» **Exercise**
Where does the string "radioactive" appear? Copy every line of the entries below that holds it.

•••

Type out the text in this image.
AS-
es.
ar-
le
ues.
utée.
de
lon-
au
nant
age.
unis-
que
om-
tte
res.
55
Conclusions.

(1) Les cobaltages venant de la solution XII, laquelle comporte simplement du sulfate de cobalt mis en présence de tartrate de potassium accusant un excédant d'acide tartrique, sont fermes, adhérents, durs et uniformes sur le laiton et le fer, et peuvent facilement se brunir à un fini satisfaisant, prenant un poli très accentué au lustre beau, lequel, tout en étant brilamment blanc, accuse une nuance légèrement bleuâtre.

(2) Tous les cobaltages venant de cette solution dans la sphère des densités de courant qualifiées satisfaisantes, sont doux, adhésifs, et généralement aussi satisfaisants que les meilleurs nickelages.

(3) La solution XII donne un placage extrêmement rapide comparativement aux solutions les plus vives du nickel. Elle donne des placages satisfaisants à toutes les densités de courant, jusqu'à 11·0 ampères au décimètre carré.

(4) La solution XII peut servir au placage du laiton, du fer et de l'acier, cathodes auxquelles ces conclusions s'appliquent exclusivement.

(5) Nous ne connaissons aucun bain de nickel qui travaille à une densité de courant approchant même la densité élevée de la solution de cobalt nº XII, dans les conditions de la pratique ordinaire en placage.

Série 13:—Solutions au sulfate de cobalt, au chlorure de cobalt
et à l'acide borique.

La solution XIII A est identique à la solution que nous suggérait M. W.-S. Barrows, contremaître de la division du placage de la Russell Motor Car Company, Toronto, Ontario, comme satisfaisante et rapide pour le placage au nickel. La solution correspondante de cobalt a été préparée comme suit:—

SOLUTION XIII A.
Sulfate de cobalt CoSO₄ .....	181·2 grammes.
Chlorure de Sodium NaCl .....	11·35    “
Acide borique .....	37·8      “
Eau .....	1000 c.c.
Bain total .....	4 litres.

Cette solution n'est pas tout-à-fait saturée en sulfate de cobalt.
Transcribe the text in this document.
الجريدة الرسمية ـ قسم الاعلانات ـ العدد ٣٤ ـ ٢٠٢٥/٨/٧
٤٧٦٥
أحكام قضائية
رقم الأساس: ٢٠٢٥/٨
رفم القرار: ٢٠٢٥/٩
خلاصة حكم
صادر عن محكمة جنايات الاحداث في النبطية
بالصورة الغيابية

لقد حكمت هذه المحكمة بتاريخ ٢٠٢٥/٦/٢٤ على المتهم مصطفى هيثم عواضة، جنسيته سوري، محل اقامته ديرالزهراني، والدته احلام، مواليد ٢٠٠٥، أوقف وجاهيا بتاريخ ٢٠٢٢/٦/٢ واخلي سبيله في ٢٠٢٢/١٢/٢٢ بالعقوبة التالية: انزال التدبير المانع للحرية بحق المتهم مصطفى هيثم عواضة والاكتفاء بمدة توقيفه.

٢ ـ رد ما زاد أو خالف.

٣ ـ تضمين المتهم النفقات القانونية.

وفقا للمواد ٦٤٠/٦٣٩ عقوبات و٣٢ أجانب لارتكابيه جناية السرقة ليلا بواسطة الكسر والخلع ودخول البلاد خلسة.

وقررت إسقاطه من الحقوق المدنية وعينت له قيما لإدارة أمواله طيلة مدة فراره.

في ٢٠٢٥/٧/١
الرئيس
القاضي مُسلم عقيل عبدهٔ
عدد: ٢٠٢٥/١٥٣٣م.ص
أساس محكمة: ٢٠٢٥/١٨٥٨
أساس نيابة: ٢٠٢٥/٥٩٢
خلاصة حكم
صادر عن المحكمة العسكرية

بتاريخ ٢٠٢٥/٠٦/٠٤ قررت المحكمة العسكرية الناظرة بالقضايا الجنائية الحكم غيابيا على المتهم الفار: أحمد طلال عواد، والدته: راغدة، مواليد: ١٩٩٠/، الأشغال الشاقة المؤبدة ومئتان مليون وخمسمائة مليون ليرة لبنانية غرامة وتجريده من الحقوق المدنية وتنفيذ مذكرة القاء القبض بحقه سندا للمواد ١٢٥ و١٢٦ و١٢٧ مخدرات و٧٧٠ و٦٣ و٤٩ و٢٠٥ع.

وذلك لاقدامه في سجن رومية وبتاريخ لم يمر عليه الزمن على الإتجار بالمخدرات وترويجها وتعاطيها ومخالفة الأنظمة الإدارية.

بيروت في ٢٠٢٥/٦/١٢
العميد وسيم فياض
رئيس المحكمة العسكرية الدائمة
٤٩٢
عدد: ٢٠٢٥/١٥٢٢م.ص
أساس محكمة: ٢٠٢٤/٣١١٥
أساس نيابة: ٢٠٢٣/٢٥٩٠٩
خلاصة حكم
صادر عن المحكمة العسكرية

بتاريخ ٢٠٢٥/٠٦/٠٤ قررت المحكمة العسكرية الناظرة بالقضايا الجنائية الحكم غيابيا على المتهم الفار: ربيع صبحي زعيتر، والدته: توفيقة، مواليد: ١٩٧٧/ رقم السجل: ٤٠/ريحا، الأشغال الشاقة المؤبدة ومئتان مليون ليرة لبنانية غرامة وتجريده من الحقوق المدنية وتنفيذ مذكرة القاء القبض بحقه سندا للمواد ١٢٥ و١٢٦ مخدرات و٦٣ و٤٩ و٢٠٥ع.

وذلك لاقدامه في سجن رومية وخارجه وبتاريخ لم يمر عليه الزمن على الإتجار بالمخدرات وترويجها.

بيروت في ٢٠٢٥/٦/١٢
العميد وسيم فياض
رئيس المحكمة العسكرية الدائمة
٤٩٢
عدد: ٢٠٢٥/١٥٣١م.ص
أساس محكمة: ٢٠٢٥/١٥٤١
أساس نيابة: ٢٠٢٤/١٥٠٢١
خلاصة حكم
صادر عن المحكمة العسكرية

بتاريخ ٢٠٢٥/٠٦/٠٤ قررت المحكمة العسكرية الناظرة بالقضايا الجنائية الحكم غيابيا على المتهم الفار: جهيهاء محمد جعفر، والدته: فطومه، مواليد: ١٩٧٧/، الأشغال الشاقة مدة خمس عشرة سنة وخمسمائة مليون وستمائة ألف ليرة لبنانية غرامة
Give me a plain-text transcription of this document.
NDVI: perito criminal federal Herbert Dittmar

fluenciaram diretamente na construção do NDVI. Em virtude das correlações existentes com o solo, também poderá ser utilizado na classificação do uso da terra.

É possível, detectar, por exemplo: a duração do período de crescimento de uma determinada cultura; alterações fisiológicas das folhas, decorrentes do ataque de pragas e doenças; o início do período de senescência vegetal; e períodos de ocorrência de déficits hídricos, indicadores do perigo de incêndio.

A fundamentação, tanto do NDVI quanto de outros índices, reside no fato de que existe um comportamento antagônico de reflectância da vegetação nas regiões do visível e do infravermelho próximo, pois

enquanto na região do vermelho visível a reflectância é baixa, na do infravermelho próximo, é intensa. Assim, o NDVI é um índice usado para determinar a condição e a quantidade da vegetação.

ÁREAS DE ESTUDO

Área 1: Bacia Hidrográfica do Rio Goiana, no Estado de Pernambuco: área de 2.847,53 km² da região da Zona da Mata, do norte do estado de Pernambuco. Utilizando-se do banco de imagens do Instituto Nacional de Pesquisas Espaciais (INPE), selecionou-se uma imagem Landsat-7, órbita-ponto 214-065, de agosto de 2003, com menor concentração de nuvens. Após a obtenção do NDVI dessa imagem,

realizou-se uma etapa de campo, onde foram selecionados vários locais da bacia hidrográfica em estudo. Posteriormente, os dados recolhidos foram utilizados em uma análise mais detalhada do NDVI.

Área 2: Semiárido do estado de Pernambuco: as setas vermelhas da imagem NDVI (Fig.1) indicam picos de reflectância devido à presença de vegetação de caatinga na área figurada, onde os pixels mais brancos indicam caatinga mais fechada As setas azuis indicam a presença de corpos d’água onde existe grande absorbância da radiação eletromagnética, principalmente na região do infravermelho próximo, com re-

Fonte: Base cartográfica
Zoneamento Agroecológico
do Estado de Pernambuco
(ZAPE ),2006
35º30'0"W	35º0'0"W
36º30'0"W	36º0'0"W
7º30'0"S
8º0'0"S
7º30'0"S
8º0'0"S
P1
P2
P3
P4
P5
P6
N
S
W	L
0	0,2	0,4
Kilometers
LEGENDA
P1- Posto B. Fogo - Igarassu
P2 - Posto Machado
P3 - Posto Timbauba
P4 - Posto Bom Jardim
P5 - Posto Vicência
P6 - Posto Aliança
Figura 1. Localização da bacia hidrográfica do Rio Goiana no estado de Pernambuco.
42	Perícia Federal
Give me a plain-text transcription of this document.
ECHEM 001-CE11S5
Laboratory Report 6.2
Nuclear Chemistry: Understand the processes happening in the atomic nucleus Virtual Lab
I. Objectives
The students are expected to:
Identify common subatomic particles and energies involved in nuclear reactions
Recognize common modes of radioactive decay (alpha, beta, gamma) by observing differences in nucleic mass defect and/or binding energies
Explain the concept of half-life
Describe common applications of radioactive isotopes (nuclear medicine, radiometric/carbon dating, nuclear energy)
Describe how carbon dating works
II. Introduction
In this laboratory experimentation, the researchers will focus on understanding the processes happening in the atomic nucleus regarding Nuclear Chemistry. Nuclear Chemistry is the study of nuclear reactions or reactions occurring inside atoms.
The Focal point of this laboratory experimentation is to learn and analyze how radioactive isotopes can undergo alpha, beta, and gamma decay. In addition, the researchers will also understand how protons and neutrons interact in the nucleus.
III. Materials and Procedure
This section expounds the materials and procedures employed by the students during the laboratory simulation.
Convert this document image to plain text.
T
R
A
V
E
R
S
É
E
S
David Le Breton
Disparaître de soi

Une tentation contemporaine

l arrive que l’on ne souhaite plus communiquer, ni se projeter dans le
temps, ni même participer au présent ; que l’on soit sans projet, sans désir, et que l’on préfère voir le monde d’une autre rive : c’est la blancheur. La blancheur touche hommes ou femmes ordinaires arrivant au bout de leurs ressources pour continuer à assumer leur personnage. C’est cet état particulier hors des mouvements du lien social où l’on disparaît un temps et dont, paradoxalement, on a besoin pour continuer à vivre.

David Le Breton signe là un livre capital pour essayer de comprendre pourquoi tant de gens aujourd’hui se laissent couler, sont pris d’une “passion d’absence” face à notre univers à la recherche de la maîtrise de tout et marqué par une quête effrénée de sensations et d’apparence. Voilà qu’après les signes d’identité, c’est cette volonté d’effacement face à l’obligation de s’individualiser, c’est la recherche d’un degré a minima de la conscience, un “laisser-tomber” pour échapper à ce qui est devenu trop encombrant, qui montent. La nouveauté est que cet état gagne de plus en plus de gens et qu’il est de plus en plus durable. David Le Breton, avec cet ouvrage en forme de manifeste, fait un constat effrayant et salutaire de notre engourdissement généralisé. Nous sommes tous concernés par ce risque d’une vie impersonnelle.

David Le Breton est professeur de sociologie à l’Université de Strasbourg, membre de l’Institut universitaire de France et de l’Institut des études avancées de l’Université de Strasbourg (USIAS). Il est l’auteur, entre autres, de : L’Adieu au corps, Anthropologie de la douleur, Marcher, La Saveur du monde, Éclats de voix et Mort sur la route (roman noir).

•••

» **Written solution**
Recognize common modes of radioactive decay (alpha, beta, gamma) by observing differences in nucleic mass defect and/or binding energies
Describe common applications of radioactive isotopes (nuclear medicine, radiometric/carbon dating, nuclear energy)
The Focal point of this laboratory experimentation is to learn and analyze how radioactive isotopes can undergo alpha, beta, and gamma decay. In addition, the researchers will also understand how protons and neutrons interact in the nucleus.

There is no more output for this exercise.